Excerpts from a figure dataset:
--

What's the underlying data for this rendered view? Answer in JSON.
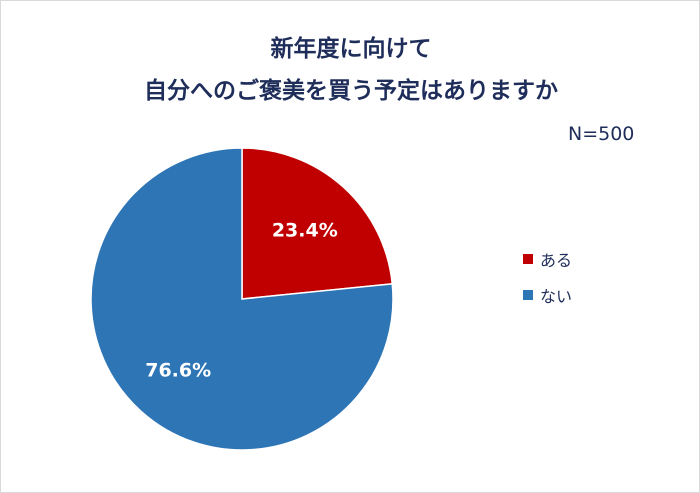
{
  "chart_data": {
    "type": "pie",
    "title_lines": [
      "新年度に向けて",
      "自分へのご褒美を買う予定はありますか"
    ],
    "sample_size": "N=500",
    "slices": [
      {
        "name": "ある",
        "value": 23.4,
        "label": "23.4%",
        "color": "#c00000"
      },
      {
        "name": "ない",
        "value": 76.6,
        "label": "76.6%",
        "color": "#2e75b6"
      }
    ],
    "legend_position": "right"
  }
}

--

** Instructions for the task **
Pictures are to be left out; repeat all the remaining data exactly.

** Expected answer **
What's the underlying data for this rendered view? Answer in JSON.
{
  "chart_data": {
    "type": "pie",
    "title_lines": [
      "新年度に向けて",
      "自分へのご褒美を買う予定はありますか"
    ],
    "sample_size": "N=500",
    "slices": [
      {
        "name": "ある",
        "value": 23.4,
        "label": "23.4%",
        "color": "#c00000"
      },
      {
        "name": "ない",
        "value": 76.6,
        "label": "76.6%",
        "color": "#2e75b6"
      }
    ],
    "legend_position": "right"
  }
}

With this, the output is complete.